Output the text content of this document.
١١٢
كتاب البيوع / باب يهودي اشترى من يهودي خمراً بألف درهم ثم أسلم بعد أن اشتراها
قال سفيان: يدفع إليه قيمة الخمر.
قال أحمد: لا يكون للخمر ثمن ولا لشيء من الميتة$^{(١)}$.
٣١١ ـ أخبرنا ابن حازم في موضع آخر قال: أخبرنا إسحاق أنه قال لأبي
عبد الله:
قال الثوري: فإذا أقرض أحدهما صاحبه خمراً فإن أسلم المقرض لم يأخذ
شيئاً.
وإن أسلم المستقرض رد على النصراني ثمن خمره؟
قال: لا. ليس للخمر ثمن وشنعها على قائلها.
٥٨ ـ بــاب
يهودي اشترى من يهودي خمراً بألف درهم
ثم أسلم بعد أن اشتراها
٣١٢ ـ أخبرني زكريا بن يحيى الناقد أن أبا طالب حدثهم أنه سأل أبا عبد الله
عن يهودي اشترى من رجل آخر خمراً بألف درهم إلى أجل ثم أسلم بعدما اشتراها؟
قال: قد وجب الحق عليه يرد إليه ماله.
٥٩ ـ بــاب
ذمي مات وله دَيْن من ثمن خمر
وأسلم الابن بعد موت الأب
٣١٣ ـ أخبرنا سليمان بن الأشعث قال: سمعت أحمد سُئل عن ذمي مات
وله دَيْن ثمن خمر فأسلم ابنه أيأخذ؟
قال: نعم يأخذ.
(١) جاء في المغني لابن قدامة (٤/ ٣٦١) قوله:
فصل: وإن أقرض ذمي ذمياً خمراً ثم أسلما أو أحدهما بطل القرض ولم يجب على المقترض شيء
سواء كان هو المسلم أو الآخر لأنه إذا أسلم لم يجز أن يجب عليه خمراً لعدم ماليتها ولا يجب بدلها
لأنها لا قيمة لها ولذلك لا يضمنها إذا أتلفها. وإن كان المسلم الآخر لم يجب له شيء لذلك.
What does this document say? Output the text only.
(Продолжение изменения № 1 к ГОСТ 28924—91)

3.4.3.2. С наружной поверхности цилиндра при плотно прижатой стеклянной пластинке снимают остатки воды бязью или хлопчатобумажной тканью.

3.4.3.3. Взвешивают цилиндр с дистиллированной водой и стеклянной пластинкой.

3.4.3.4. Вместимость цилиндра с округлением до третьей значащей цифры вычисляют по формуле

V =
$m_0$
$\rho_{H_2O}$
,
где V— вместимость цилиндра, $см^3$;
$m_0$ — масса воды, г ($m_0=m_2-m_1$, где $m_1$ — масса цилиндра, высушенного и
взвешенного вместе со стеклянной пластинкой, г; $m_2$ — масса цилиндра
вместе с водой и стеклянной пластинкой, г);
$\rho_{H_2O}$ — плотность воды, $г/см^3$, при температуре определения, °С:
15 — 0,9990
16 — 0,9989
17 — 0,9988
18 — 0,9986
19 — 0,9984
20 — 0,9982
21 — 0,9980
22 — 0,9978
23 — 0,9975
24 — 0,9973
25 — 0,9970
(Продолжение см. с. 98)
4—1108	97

* * * * * * *

→ **EXERCISE TASK**
Please repeat the material above, word for word and in full.

→ **RESPONSE BELOW**
Output the text content of this document.
١١٢
كتاب البيوع / باب يهودي اشترى من يهودي خمراً بألف درهم ثم أسلم بعد أن اشتراها
قال سفيان: يدفع إليه قيمة الخمر.
قال أحمد: لا يكون للخمر ثمن ولا لشيء من الميتة$^{(١)}$.
٣١١ ـ أخبرنا ابن حازم في موضع آخر قال: أخبرنا إسحاق أنه قال لأبي
عبد الله:
قال الثوري: فإذا أقرض أحدهما صاحبه خمراً فإن أسلم المقرض لم يأخذ
شيئاً.
وإن أسلم المستقرض رد على النصراني ثمن خمره؟
قال: لا. ليس للخمر ثمن وشنعها على قائلها.
٥٨ ـ بــاب
يهودي اشترى من يهودي خمراً بألف درهم
ثم أسلم بعد أن اشتراها
٣١٢ ـ أخبرني زكريا بن يحيى الناقد أن أبا طالب حدثهم أنه سأل أبا عبد الله
عن يهودي اشترى من رجل آخر خمراً بألف درهم إلى أجل ثم أسلم بعدما اشتراها؟
قال: قد وجب الحق عليه يرد إليه ماله.
٥٩ ـ بــاب
ذمي مات وله دَيْن من ثمن خمر
وأسلم الابن بعد موت الأب
٣١٣ ـ أخبرنا سليمان بن الأشعث قال: سمعت أحمد سُئل عن ذمي مات
وله دَيْن ثمن خمر فأسلم ابنه أيأخذ؟
قال: نعم يأخذ.
(١) جاء في المغني لابن قدامة (٤/ ٣٦١) قوله:
فصل: وإن أقرض ذمي ذمياً خمراً ثم أسلما أو أحدهما بطل القرض ولم يجب على المقترض شيء
سواء كان هو المسلم أو الآخر لأنه إذا أسلم لم يجز أن يجب عليه خمراً لعدم ماليتها ولا يجب بدلها
لأنها لا قيمة لها ولذلك لا يضمنها إذا أتلفها. وإن كان المسلم الآخر لم يجب له شيء لذلك.
What does this document say? Output the text only.
(Продолжение изменения № 1 к ГОСТ 28924—91)

3.4.3.2. С наружной поверхности цилиндра при плотно прижатой стеклянной пластинке снимают остатки воды бязью или хлопчатобумажной тканью.

3.4.3.3. Взвешивают цилиндр с дистиллированной водой и стеклянной пластинкой.

3.4.3.4. Вместимость цилиндра с округлением до третьей значащей цифры вычисляют по формуле

V =
$m_0$
$\rho_{H_2O}$
,
где V— вместимость цилиндра, $см^3$;
$m_0$ — масса воды, г ($m_0=m_2-m_1$, где $m_1$ — масса цилиндра, высушенного и
взвешенного вместе со стеклянной пластинкой, г; $m_2$ — масса цилиндра
вместе с водой и стеклянной пластинкой, г);
$\rho_{H_2O}$ — плотность воды, $г/см^3$, при температуре определения, °С:
15 — 0,9990
16 — 0,9989
17 — 0,9988
18 — 0,9986
19 — 0,9984
20 — 0,9982
21 — 0,9980
22 — 0,9978
23 — 0,9975
24 — 0,9973
25 — 0,9970
(Продолжение см. с. 98)
4—1108	97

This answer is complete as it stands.